■ What is being asked ■
Copy all lines below containing "résultat".

■ Record set ■
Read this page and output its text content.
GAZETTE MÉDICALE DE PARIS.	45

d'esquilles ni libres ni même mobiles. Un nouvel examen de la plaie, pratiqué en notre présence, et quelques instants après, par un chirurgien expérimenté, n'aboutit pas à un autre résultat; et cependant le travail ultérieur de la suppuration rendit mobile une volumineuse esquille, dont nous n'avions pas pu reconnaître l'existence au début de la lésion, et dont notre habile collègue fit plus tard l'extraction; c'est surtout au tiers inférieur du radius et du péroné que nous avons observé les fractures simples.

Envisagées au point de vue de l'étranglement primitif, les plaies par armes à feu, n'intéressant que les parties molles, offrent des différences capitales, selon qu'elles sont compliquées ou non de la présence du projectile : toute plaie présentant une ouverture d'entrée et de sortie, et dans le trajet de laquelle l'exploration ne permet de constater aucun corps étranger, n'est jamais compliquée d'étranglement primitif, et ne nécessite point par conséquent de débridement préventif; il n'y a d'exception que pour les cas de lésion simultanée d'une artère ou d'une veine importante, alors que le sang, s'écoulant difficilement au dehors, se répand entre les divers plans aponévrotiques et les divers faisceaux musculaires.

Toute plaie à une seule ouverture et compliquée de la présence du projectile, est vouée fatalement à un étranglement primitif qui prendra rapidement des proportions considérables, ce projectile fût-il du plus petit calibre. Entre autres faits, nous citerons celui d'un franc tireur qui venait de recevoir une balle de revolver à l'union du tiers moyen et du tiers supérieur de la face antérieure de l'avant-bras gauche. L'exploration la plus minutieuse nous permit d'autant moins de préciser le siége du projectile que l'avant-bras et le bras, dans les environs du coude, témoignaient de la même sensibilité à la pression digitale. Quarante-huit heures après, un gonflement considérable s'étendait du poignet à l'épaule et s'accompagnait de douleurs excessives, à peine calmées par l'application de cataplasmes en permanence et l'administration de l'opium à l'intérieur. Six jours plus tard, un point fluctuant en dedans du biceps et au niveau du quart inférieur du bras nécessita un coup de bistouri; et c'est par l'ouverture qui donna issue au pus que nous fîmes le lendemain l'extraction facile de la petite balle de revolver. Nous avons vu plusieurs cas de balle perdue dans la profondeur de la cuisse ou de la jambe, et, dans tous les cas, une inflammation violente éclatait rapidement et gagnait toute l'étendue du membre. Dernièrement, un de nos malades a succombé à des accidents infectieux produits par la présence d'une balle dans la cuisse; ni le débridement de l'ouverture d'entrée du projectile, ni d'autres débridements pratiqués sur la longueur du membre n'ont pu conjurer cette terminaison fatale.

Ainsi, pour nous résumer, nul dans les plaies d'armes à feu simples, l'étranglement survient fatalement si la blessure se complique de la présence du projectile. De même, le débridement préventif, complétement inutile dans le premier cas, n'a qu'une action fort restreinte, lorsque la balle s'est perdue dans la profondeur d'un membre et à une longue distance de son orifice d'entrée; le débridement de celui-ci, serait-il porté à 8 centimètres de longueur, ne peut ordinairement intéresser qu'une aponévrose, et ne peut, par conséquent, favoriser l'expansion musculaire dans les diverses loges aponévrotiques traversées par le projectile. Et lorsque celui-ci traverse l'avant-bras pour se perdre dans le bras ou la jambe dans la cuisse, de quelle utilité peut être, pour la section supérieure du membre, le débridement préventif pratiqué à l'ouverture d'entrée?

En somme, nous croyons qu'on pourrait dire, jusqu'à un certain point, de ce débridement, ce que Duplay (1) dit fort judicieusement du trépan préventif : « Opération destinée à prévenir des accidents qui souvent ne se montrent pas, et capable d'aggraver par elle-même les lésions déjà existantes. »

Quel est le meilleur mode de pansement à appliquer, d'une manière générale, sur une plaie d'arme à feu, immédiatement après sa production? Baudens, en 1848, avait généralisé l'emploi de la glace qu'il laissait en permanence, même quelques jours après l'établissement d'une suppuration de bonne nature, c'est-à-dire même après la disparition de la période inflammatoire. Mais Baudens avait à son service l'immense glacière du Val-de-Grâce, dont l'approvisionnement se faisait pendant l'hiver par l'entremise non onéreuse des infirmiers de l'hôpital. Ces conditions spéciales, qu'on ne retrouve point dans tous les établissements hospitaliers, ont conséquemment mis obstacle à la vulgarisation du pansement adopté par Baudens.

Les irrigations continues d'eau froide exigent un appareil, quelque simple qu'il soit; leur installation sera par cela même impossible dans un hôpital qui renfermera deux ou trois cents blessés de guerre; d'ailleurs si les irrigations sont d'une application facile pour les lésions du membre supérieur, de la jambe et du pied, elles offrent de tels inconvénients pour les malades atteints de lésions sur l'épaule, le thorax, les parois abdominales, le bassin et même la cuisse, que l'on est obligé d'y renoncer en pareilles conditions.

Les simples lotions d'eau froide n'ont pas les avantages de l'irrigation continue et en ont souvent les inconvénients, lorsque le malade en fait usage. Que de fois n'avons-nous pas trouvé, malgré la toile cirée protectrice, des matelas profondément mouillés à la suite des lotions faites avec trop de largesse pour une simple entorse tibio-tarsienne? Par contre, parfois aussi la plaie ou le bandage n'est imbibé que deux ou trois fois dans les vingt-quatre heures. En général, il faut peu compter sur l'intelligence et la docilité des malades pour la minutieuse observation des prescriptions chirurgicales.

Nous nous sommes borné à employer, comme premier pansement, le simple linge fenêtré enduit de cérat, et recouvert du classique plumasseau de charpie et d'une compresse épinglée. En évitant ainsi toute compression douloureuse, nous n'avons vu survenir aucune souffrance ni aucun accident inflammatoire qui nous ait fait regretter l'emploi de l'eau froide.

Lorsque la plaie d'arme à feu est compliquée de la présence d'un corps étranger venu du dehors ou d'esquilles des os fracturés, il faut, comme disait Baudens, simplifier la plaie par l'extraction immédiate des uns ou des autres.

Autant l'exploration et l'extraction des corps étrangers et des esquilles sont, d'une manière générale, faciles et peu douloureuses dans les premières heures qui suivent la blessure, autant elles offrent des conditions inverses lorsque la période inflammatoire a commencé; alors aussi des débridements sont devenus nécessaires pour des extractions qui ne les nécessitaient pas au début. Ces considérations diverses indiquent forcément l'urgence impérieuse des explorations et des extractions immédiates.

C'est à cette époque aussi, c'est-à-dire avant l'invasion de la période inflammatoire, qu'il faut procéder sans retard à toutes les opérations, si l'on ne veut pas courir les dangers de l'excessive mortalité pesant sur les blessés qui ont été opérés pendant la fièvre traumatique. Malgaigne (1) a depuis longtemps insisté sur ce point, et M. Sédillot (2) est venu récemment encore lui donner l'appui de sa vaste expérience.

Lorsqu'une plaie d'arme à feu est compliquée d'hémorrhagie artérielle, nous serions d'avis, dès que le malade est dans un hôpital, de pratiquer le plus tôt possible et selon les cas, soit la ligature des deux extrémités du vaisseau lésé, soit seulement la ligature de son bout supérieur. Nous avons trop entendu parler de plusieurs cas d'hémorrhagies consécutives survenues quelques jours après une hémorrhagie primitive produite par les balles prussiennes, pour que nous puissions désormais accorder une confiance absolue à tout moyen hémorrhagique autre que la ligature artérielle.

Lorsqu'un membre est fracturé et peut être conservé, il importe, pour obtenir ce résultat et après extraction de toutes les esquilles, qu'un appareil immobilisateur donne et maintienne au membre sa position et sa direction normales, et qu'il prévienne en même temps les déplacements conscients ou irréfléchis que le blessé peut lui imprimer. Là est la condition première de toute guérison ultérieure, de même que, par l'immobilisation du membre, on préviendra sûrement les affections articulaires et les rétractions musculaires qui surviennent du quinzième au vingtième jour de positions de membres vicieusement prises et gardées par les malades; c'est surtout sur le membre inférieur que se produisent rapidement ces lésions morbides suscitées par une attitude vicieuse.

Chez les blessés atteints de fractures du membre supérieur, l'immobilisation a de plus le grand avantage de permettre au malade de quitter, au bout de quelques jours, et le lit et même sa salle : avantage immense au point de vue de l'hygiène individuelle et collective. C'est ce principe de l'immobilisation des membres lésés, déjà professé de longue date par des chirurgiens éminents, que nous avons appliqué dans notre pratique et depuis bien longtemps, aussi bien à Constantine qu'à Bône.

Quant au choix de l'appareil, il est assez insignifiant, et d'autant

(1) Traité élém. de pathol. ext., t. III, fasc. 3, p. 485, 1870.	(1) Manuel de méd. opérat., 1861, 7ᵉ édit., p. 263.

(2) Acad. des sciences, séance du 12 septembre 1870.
---
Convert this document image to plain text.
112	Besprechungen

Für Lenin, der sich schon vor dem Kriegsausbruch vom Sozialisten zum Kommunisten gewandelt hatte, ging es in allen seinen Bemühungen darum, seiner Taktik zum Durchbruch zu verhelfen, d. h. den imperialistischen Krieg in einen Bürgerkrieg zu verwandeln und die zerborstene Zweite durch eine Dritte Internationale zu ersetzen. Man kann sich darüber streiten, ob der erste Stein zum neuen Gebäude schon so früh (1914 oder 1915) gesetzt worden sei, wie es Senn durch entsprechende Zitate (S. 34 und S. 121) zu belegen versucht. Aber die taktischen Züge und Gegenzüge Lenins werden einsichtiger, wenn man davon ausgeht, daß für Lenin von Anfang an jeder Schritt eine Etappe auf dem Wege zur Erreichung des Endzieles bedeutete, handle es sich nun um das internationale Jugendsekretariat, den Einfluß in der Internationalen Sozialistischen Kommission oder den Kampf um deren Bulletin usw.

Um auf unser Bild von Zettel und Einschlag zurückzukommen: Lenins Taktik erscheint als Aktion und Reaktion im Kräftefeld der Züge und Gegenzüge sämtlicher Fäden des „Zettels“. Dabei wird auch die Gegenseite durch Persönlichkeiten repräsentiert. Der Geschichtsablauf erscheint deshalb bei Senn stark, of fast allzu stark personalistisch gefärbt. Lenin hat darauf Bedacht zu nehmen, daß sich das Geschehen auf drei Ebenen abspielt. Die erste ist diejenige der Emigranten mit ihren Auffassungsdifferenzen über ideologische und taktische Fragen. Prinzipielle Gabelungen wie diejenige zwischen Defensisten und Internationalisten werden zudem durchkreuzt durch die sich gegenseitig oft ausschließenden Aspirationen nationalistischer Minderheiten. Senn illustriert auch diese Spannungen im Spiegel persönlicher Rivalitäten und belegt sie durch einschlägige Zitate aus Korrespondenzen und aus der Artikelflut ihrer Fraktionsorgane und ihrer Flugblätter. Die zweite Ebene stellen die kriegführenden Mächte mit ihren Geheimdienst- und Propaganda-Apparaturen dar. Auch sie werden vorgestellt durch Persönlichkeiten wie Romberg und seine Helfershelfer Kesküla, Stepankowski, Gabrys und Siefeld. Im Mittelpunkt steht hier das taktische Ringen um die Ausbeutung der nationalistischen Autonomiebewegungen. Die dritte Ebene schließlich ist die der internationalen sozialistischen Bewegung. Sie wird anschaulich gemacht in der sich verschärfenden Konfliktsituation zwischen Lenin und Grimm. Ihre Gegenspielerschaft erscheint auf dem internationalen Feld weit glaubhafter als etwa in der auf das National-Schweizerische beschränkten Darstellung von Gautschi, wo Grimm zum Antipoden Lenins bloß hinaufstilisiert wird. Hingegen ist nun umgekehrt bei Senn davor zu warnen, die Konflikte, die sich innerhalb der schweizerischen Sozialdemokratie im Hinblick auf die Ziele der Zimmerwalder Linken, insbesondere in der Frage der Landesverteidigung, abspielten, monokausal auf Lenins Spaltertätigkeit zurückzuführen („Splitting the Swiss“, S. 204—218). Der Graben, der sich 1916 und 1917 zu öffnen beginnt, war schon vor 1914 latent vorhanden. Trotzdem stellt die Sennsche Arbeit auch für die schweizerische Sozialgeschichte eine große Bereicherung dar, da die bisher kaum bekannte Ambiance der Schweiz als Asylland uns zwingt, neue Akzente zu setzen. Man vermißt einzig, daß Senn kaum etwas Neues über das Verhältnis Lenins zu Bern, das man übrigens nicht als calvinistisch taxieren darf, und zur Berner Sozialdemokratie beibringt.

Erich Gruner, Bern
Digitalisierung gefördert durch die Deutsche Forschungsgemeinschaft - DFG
--
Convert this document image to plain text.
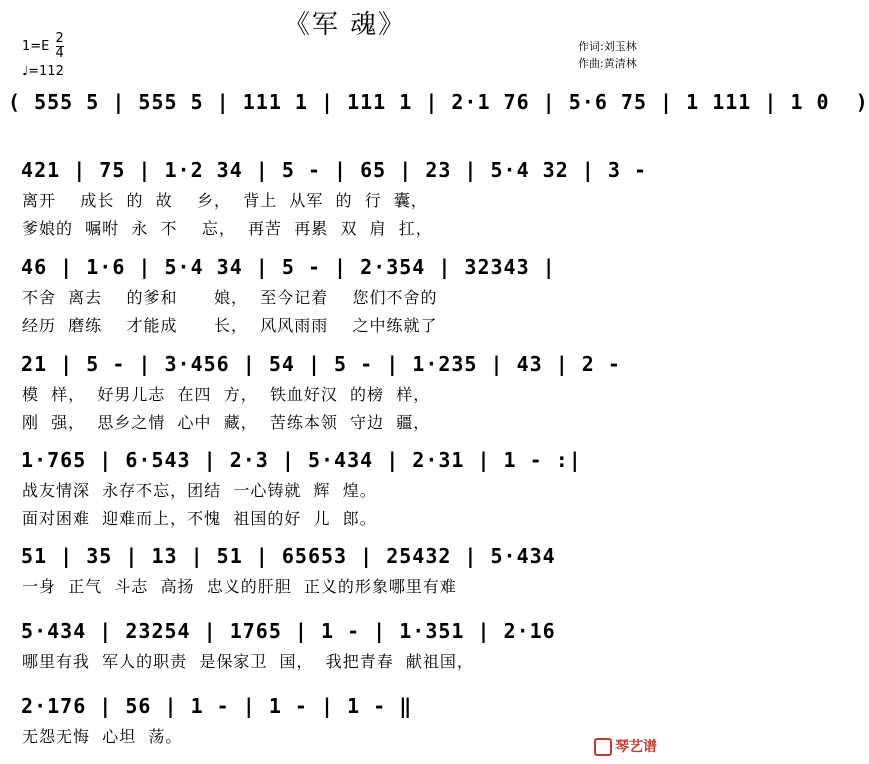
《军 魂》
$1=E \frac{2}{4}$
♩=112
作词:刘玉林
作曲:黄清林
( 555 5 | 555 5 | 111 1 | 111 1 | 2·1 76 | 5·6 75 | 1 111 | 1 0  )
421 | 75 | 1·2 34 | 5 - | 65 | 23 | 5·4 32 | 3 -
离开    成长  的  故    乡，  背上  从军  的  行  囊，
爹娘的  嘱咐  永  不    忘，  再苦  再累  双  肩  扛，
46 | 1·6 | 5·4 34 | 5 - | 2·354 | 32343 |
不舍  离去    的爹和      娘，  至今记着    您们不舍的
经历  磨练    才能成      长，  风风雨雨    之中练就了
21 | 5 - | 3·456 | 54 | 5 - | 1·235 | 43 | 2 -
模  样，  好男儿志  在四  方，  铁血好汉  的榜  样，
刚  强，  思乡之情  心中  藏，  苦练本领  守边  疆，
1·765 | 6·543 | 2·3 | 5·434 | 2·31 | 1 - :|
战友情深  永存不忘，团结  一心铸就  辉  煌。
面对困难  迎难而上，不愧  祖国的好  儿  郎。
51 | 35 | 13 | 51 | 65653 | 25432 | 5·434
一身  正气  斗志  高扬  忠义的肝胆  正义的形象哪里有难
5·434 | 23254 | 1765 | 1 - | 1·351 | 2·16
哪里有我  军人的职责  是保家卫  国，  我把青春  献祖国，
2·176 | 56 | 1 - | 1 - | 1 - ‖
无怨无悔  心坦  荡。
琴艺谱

■ Correct output ■
d'esquilles ni libres ni même mobiles. Un nouvel examen de la plaie, pratiqué en notre présence, et quelques instants après, par un chirurgien expérimenté, n'aboutit pas à un autre résultat; et cependant le travail ultérieur de la suppuration rendit mobile une volumineuse esquille, dont nous n'avions pas pu reconnaître l'existence au début de la lésion, et dont notre habile collègue fit plus tard l'extraction; c'est surtout au tiers inférieur du radius et du péroné que nous avons observé les fractures simples.
Lorsqu'un membre est fracturé et peut être conservé, il importe, pour obtenir ce résultat et après extraction de toutes les esquilles, qu'un appareil immobilisateur donne et maintienne au membre sa position et sa direction normales, et qu'il prévienne en même temps les déplacements conscients ou irréfléchis que le blessé peut lui imprimer. Là est la condition première de toute guérison ultérieure, de même que, par l'immobilisation du membre, on préviendra sûrement les affections articulaires et les rétractions musculaires qui surviennent du quinzième au vingtième jour de positions de membres vicieusement prises et gardées par les malades; c'est surtout sur le membre inférieur que se produisent rapidement ces lésions morbides suscitées par une attitude vicieuse.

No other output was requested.